* Exercise brief
All records should be reproduced verbatim.

* Data for this exercise
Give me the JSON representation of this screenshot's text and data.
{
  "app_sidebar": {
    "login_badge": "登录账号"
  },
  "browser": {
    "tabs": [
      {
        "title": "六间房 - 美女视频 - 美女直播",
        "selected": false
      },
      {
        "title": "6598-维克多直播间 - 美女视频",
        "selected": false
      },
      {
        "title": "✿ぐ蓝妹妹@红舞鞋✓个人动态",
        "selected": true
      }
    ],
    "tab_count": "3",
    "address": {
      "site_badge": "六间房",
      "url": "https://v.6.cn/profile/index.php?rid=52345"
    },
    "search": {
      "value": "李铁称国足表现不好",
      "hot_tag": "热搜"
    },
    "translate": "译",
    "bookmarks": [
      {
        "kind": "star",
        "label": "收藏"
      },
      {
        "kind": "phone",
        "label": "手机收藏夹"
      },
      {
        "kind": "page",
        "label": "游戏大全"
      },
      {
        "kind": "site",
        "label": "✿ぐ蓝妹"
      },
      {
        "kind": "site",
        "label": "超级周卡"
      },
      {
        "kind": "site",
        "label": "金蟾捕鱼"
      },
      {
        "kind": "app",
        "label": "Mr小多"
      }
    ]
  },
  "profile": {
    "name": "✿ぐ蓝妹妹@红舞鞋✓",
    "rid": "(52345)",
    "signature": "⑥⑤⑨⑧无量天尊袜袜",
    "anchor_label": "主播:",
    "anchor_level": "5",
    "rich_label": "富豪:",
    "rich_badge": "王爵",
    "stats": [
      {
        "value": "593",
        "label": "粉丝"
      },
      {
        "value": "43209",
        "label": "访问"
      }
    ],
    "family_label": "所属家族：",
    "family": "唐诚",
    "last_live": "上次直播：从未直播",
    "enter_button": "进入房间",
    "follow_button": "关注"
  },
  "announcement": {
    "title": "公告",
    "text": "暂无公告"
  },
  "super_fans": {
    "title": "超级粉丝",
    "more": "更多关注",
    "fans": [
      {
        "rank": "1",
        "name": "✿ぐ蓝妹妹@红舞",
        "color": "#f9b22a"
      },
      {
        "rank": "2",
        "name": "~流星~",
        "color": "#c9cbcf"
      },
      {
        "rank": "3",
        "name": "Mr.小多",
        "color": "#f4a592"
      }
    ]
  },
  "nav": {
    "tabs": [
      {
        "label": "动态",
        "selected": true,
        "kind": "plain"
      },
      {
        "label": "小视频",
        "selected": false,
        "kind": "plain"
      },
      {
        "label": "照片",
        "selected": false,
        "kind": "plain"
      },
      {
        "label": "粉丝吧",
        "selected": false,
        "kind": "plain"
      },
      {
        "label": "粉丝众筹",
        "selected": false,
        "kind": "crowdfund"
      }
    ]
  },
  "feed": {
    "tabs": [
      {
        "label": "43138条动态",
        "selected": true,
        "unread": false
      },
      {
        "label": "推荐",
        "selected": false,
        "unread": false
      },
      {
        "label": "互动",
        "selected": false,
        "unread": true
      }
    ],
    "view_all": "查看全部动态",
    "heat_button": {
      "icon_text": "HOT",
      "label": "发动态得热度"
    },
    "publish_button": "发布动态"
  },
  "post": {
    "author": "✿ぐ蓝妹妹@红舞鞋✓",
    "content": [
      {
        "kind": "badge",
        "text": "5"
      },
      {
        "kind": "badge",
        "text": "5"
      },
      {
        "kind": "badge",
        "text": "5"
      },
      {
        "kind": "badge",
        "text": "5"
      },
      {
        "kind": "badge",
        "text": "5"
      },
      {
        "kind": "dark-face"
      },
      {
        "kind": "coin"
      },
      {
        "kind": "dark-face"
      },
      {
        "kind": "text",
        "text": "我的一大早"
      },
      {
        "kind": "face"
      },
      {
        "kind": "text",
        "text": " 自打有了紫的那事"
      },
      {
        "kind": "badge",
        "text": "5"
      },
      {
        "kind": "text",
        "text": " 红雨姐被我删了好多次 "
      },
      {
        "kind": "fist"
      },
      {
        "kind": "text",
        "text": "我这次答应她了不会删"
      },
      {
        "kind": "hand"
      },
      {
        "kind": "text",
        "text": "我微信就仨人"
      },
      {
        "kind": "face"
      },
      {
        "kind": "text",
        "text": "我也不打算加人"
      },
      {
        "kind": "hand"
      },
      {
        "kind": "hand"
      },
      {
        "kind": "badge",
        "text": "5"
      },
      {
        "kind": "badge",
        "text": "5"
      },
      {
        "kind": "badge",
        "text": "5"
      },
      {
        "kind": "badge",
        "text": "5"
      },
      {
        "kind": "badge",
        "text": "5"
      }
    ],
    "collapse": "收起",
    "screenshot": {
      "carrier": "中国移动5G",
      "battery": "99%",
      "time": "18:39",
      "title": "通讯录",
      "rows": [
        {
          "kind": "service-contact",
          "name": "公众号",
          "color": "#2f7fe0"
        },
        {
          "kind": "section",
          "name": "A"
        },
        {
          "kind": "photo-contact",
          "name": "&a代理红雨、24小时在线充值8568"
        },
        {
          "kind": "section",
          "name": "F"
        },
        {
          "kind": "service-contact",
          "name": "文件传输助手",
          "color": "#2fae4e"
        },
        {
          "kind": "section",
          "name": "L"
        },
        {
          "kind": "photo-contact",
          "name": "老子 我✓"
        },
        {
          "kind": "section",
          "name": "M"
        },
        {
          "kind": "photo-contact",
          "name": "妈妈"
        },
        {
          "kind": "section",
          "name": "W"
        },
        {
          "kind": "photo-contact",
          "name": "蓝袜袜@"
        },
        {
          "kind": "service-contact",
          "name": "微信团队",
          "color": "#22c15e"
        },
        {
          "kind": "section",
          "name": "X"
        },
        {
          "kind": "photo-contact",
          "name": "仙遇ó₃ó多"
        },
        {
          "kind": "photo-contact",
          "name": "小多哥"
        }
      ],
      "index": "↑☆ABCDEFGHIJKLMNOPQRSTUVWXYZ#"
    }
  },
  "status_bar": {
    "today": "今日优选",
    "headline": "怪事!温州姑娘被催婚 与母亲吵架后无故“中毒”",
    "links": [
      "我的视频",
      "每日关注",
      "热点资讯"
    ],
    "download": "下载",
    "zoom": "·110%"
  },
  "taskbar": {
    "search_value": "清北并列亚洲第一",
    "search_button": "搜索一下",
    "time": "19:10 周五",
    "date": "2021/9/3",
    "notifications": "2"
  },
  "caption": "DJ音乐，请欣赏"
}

* Final result
Give me the JSON representation of this screenshot's text and data.
{
  "app_sidebar": {
    "login_badge": "登录账号"
  },
  "browser": {
    "tabs": [
      {
        "title": "六间房 - 美女视频 - 美女直播",
        "selected": false
      },
      {
        "title": "6598-维克多直播间 - 美女视频",
        "selected": false
      },
      {
        "title": "✿ぐ蓝妹妹@红舞鞋✓个人动态",
        "selected": true
      }
    ],
    "tab_count": "3",
    "address": {
      "site_badge": "六间房",
      "url": "https://v.6.cn/profile/index.php?rid=52345"
    },
    "search": {
      "value": "李铁称国足表现不好",
      "hot_tag": "热搜"
    },
    "translate": "译",
    "bookmarks": [
      {
        "kind": "star",
        "label": "收藏"
      },
      {
        "kind": "phone",
        "label": "手机收藏夹"
      },
      {
        "kind": "page",
        "label": "游戏大全"
      },
      {
        "kind": "site",
        "label": "✿ぐ蓝妹"
      },
      {
        "kind": "site",
        "label": "超级周卡"
      },
      {
        "kind": "site",
        "label": "金蟾捕鱼"
      },
      {
        "kind": "app",
        "label": "Mr小多"
      }
    ]
  },
  "profile": {
    "name": "✿ぐ蓝妹妹@红舞鞋✓",
    "rid": "(52345)",
    "signature": "⑥⑤⑨⑧无量天尊袜袜",
    "anchor_label": "主播:",
    "anchor_level": "5",
    "rich_label": "富豪:",
    "rich_badge": "王爵",
    "stats": [
      {
        "value": "593",
        "label": "粉丝"
      },
      {
        "value": "43209",
        "label": "访问"
      }
    ],
    "family_label": "所属家族：",
    "family": "唐诚",
    "last_live": "上次直播：从未直播",
    "enter_button": "进入房间",
    "follow_button": "关注"
  },
  "announcement": {
    "title": "公告",
    "text": "暂无公告"
  },
  "super_fans": {
    "title": "超级粉丝",
    "more": "更多关注",
    "fans": [
      {
        "rank": "1",
        "name": "✿ぐ蓝妹妹@红舞",
        "color": "#f9b22a"
      },
      {
        "rank": "2",
        "name": "~流星~",
        "color": "#c9cbcf"
      },
      {
        "rank": "3",
        "name": "Mr.小多",
        "color": "#f4a592"
      }
    ]
  },
  "nav": {
    "tabs": [
      {
        "label": "动态",
        "selected": true,
        "kind": "plain"
      },
      {
        "label": "小视频",
        "selected": false,
        "kind": "plain"
      },
      {
        "label": "照片",
        "selected": false,
        "kind": "plain"
      },
      {
        "label": "粉丝吧",
        "selected": false,
        "kind": "plain"
      },
      {
        "label": "粉丝众筹",
        "selected": false,
        "kind": "crowdfund"
      }
    ]
  },
  "feed": {
    "tabs": [
      {
        "label": "43138条动态",
        "selected": true,
        "unread": false
      },
      {
        "label": "推荐",
        "selected": false,
        "unread": false
      },
      {
        "label": "互动",
        "selected": false,
        "unread": true
      }
    ],
    "view_all": "查看全部动态",
    "heat_button": {
      "icon_text": "HOT",
      "label": "发动态得热度"
    },
    "publish_button": "发布动态"
  },
  "post": {
    "author": "✿ぐ蓝妹妹@红舞鞋✓",
    "content": [
      {
        "kind": "badge",
        "text": "5"
      },
      {
        "kind": "badge",
        "text": "5"
      },
      {
        "kind": "badge",
        "text": "5"
      },
      {
        "kind": "badge",
        "text": "5"
      },
      {
        "kind": "badge",
        "text": "5"
      },
      {
        "kind": "dark-face"
      },
      {
        "kind": "coin"
      },
      {
        "kind": "dark-face"
      },
      {
        "kind": "text",
        "text": "我的一大早"
      },
      {
        "kind": "face"
      },
      {
        "kind": "text",
        "text": " 自打有了紫的那事"
      },
      {
        "kind": "badge",
        "text": "5"
      },
      {
        "kind": "text",
        "text": " 红雨姐被我删了好多次 "
      },
      {
        "kind": "fist"
      },
      {
        "kind": "text",
        "text": "我这次答应她了不会删"
      },
      {
        "kind": "hand"
      },
      {
        "kind": "text",
        "text": "我微信就仨人"
      },
      {
        "kind": "face"
      },
      {
        "kind": "text",
        "text": "我也不打算加人"
      },
      {
        "kind": "hand"
      },
      {
        "kind": "hand"
      },
      {
        "kind": "badge",
        "text": "5"
      },
      {
        "kind": "badge",
        "text": "5"
      },
      {
        "kind": "badge",
        "text": "5"
      },
      {
        "kind": "badge",
        "text": "5"
      },
      {
        "kind": "badge",
        "text": "5"
      }
    ],
    "collapse": "收起",
    "screenshot": {
      "carrier": "中国移动5G",
      "battery": "99%",
      "time": "18:39",
      "title": "通讯录",
      "rows": [
        {
          "kind": "service-contact",
          "name": "公众号",
          "color": "#2f7fe0"
        },
        {
          "kind": "section",
          "name": "A"
        },
        {
          "kind": "photo-contact",
          "name": "&a代理红雨、24小时在线充值8568"
        },
        {
          "kind": "section",
          "name": "F"
        },
        {
          "kind": "service-contact",
          "name": "文件传输助手",
          "color": "#2fae4e"
        },
        {
          "kind": "section",
          "name": "L"
        },
        {
          "kind": "photo-contact",
          "name": "老子 我✓"
        },
        {
          "kind": "section",
          "name": "M"
        },
        {
          "kind": "photo-contact",
          "name": "妈妈"
        },
        {
          "kind": "section",
          "name": "W"
        },
        {
          "kind": "photo-contact",
          "name": "蓝袜袜@"
        },
        {
          "kind": "service-contact",
          "name": "微信团队",
          "color": "#22c15e"
        },
        {
          "kind": "section",
          "name": "X"
        },
        {
          "kind": "photo-contact",
          "name": "仙遇ó₃ó多"
        },
        {
          "kind": "photo-contact",
          "name": "小多哥"
        }
      ],
      "index": "↑☆ABCDEFGHIJKLMNOPQRSTUVWXYZ#"
    }
  },
  "status_bar": {
    "today": "今日优选",
    "headline": "怪事!温州姑娘被催婚 与母亲吵架后无故“中毒”",
    "links": [
      "我的视频",
      "每日关注",
      "热点资讯"
    ],
    "download": "下载",
    "zoom": "·110%"
  },
  "taskbar": {
    "search_value": "清北并列亚洲第一",
    "search_button": "搜索一下",
    "time": "19:10 周五",
    "date": "2021/9/3",
    "notifications": "2"
  },
  "caption": "DJ音乐，请欣赏"
}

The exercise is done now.